### [TASK GOAL]
Quote the entries in full, character for character, without their images.
___ DATA SUPPLIED ___
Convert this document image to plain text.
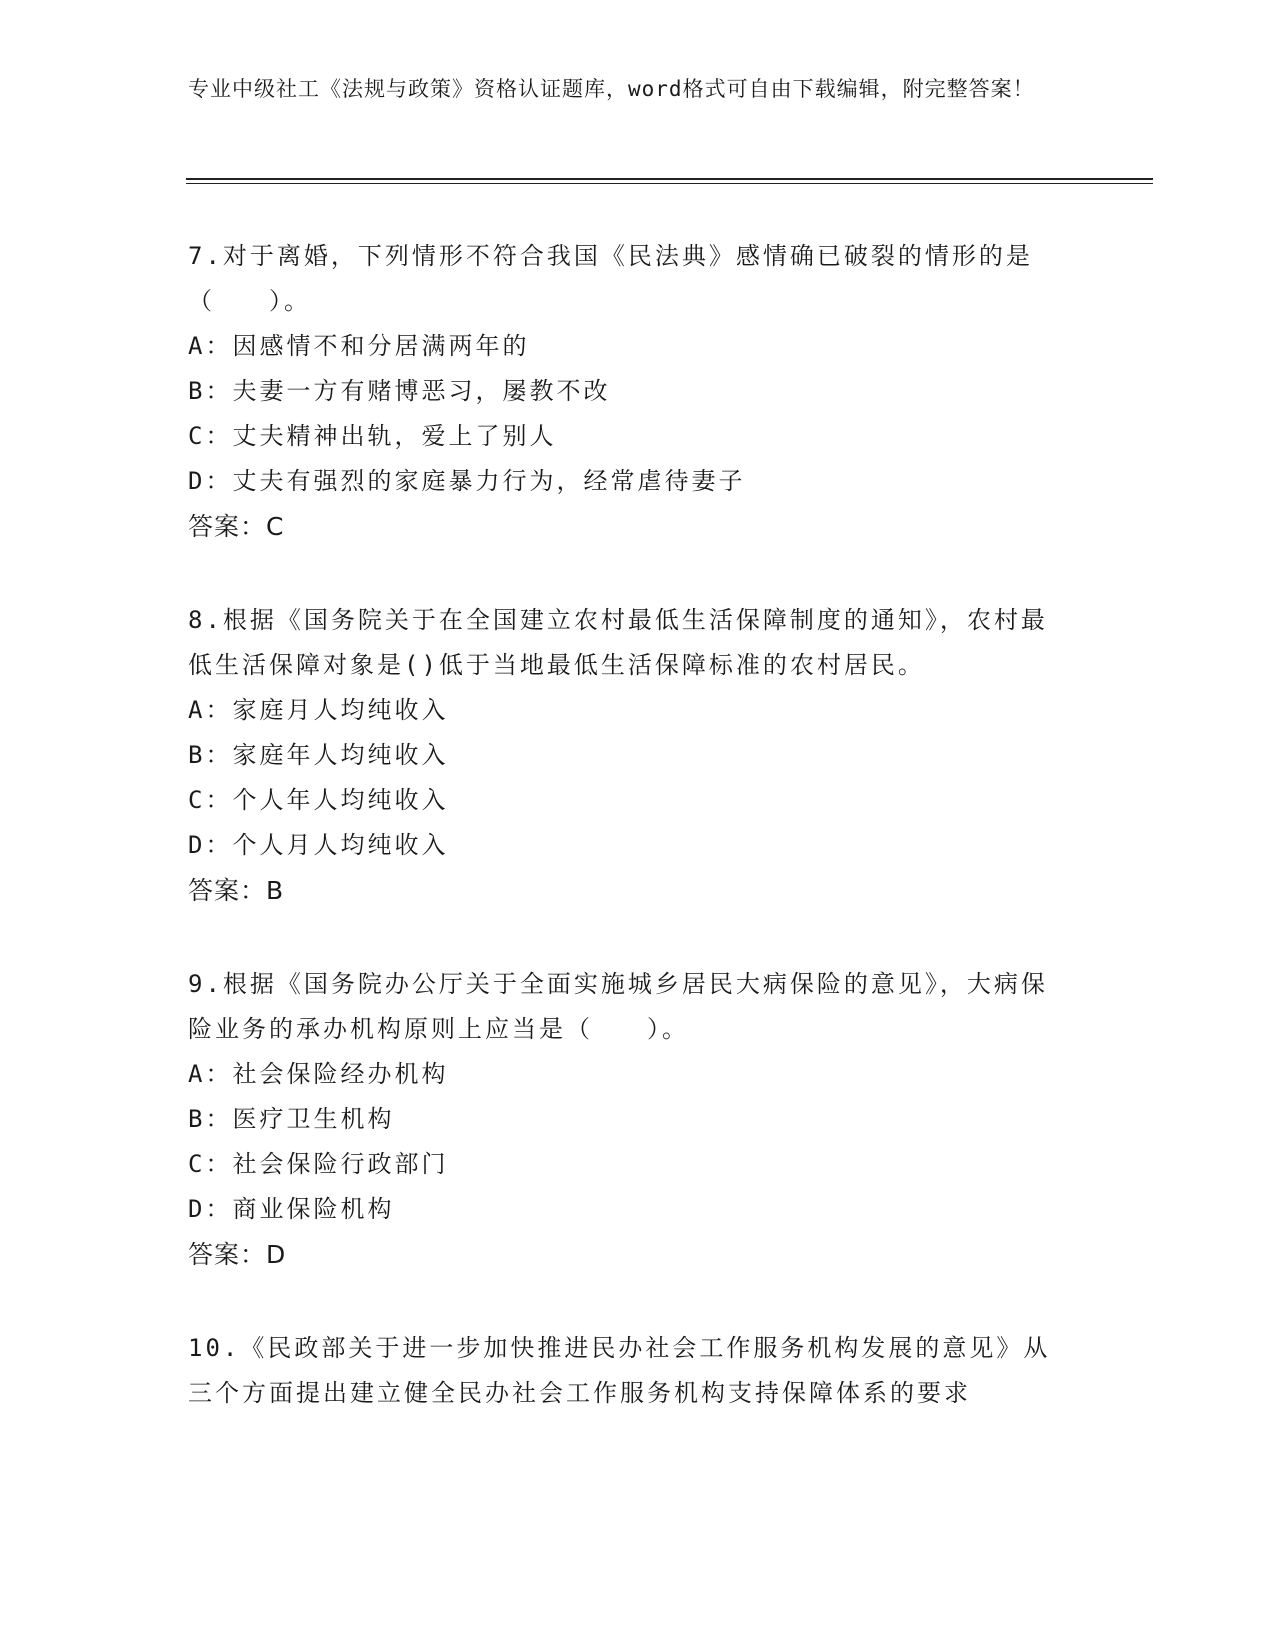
专业中级社工《法规与政策》资格认证题库，word格式可自由下载编辑，附完整答案！

7.对于离婚，下列情形不符合我国《民法典》感情确已破裂的情形的是（　　）。

A：因感情不和分居满两年的
B：夫妻一方有赌博恶习，屡教不改
C：丈夫精神出轨，爱上了别人
D：丈夫有强烈的家庭暴力行为，经常虐待妻子
答案：C

8.根据《国务院关于在全国建立农村最低生活保障制度的通知》，农村最低生活保障对象是()低于当地最低生活保障标准的农村居民。

A：家庭月人均纯收入
B：家庭年人均纯收入
C：个人年人均纯收入
D：个人月人均纯收入
答案：B

9.根据《国务院办公厅关于全面实施城乡居民大病保险的意见》，大病保险业务的承办机构原则上应当是（　　）。

A：社会保险经办机构
B：医疗卫生机构
C：社会保险行政部门
D：商业保险机构
答案：D

10.《民政部关于进一步加快推进民办社会工作服务机构发展的意见》从三个方面提出建立健全民办社会工作服务机构支持保障体系的要求
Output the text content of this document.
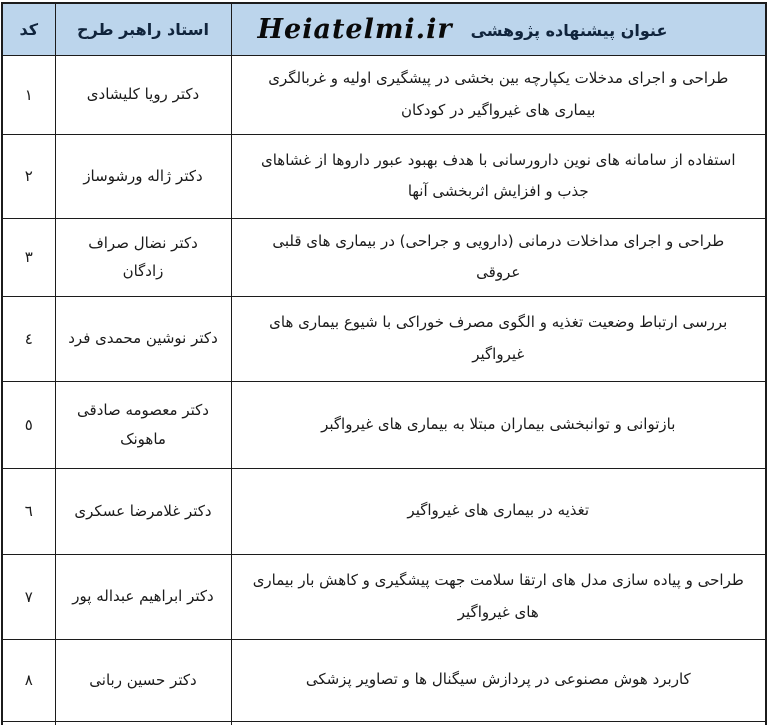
Heiatelmi.ir عنوان پیشنهاده پژوهشی	استاد راهبر طرح	کد
طراحی و اجرای مدخلات یکپارچه بین بخشی در پیشگیری اولیه و غربالگری بیماری های غیرواگیر در کودکان	دکتر رویا کلیشادی	١
استفاده از سامانه های نوین دارورسانی با هدف بهبود عبور داروها از غشاهای جذب و افزایش اثربخشی آنها	دکتر ژاله ورشوساز	٢
طراحی و اجرای مداخلات درمانی (دارویی و جراحی) در بیماری های قلبی عروقی	دکتر نضال صراف زادگان	٣
بررسی ارتباط وضعیت تغذیه و الگوی مصرف خوراکی با شیوع بیماری های غیرواگیر	دکتر نوشین محمدی فرد	٤
بازتوانی و توانبخشی بیماران مبتلا به بیماری های غیرواگبر	دکتر معصومه صادقی ماهونک	٥
تغذیه در بیماری های غیرواگیر	دکتر غلامرضا عسکری	٦
طراحی و پیاده سازی مدل های ارتقا سلامت جهت پیشگیری و کاهش بار بیماری های غیرواگیر	دکتر ابراهیم عبداله پور	٧
کاربرد هوش مصنوعی در پردازش سیگنال ها و تصاویر پزشکی	دکتر حسین ربانی	٨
___
### [EXERCISE ANSWER]
Convert this document image to plain text.
专业中级社工《法规与政策》资格认证题库，word格式可自由下载编辑，附完整答案！

7.对于离婚，下列情形不符合我国《民法典》感情确已破裂的情形的是（　　）。

A：因感情不和分居满两年的
B：夫妻一方有赌博恶习，屡教不改
C：丈夫精神出轨，爱上了别人
D：丈夫有强烈的家庭暴力行为，经常虐待妻子
答案：C

8.根据《国务院关于在全国建立农村最低生活保障制度的通知》，农村最低生活保障对象是()低于当地最低生活保障标准的农村居民。

A：家庭月人均纯收入
B：家庭年人均纯收入
C：个人年人均纯收入
D：个人月人均纯收入
答案：B

9.根据《国务院办公厅关于全面实施城乡居民大病保险的意见》，大病保险业务的承办机构原则上应当是（　　）。

A：社会保险经办机构
B：医疗卫生机构
C：社会保险行政部门
D：商业保险机构
答案：D

10.《民政部关于进一步加快推进民办社会工作服务机构发展的意见》从三个方面提出建立健全民办社会工作服务机构支持保障体系的要求
Output the text content of this document.
Heiatelmi.ir عنوان پیشنهاده پژوهشی	استاد راهبر طرح	کد
طراحی و اجرای مدخلات یکپارچه بین بخشی در پیشگیری اولیه و غربالگری بیماری های غیرواگیر در کودکان	دکتر رویا کلیشادی	١
استفاده از سامانه های نوین دارورسانی با هدف بهبود عبور داروها از غشاهای جذب و افزایش اثربخشی آنها	دکتر ژاله ورشوساز	٢
طراحی و اجرای مداخلات درمانی (دارویی و جراحی) در بیماری های قلبی عروقی	دکتر نضال صراف زادگان	٣
بررسی ارتباط وضعیت تغذیه و الگوی مصرف خوراکی با شیوع بیماری های غیرواگیر	دکتر نوشین محمدی فرد	٤
بازتوانی و توانبخشی بیماران مبتلا به بیماری های غیرواگبر	دکتر معصومه صادقی ماهونک	٥
تغذیه در بیماری های غیرواگیر	دکتر غلامرضا عسکری	٦
طراحی و پیاده سازی مدل های ارتقا سلامت جهت پیشگیری و کاهش بار بیماری های غیرواگیر	دکتر ابراهیم عبداله پور	٧
کاربرد هوش مصنوعی در پردازش سیگنال ها و تصاویر پزشکی	دکتر حسین ربانی	٨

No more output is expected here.